* **Task data**:

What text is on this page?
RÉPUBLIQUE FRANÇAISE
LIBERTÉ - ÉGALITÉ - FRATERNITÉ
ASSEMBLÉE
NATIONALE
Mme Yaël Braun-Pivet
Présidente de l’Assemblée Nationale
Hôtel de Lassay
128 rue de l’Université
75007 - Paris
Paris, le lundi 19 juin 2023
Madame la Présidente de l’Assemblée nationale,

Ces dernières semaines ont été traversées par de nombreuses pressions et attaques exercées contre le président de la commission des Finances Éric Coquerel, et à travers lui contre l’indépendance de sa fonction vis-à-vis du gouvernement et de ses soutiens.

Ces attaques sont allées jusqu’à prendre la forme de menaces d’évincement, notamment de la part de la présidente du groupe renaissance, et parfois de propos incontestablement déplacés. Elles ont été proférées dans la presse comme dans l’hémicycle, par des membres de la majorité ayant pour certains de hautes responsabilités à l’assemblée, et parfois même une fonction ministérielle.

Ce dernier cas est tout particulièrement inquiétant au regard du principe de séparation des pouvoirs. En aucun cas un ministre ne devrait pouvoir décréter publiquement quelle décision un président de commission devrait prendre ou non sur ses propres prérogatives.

* **Exercise brief**:
Write the data back out verbatim.

* **Exercise response**:
What text is on this page?
RÉPUBLIQUE FRANÇAISE
LIBERTÉ - ÉGALITÉ - FRATERNITÉ
ASSEMBLÉE
NATIONALE
Mme Yaël Braun-Pivet
Présidente de l’Assemblée Nationale
Hôtel de Lassay
128 rue de l’Université
75007 - Paris
Paris, le lundi 19 juin 2023
Madame la Présidente de l’Assemblée nationale,

Ces dernières semaines ont été traversées par de nombreuses pressions et attaques exercées contre le président de la commission des Finances Éric Coquerel, et à travers lui contre l’indépendance de sa fonction vis-à-vis du gouvernement et de ses soutiens.

Ces attaques sont allées jusqu’à prendre la forme de menaces d’évincement, notamment de la part de la présidente du groupe renaissance, et parfois de propos incontestablement déplacés. Elles ont été proférées dans la presse comme dans l’hémicycle, par des membres de la majorité ayant pour certains de hautes responsabilités à l’assemblée, et parfois même une fonction ministérielle.

Ce dernier cas est tout particulièrement inquiétant au regard du principe de séparation des pouvoirs. En aucun cas un ministre ne devrait pouvoir décréter publiquement quelle décision un président de commission devrait prendre ou non sur ses propres prérogatives.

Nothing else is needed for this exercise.